> _Your objective_
Every line must be returned precisely as it is written.

> _Material provided_
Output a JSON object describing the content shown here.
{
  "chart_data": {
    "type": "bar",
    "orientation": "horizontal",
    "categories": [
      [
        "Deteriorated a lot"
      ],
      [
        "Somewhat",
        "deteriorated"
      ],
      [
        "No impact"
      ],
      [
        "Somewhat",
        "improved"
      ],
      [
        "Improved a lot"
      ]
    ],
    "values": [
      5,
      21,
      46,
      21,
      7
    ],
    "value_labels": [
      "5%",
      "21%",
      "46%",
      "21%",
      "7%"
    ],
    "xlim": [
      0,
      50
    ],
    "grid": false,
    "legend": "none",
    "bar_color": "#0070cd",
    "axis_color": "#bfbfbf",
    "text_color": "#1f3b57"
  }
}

> _Result of the task_
Output a JSON object describing the content shown here.
{
  "chart_data": {
    "type": "bar",
    "orientation": "horizontal",
    "categories": [
      [
        "Deteriorated a lot"
      ],
      [
        "Somewhat",
        "deteriorated"
      ],
      [
        "No impact"
      ],
      [
        "Somewhat",
        "improved"
      ],
      [
        "Improved a lot"
      ]
    ],
    "values": [
      5,
      21,
      46,
      21,
      7
    ],
    "value_labels": [
      "5%",
      "21%",
      "46%",
      "21%",
      "7%"
    ],
    "xlim": [
      0,
      50
    ],
    "grid": false,
    "legend": "none",
    "bar_color": "#0070cd",
    "axis_color": "#bfbfbf",
    "text_color": "#1f3b57"
  }
}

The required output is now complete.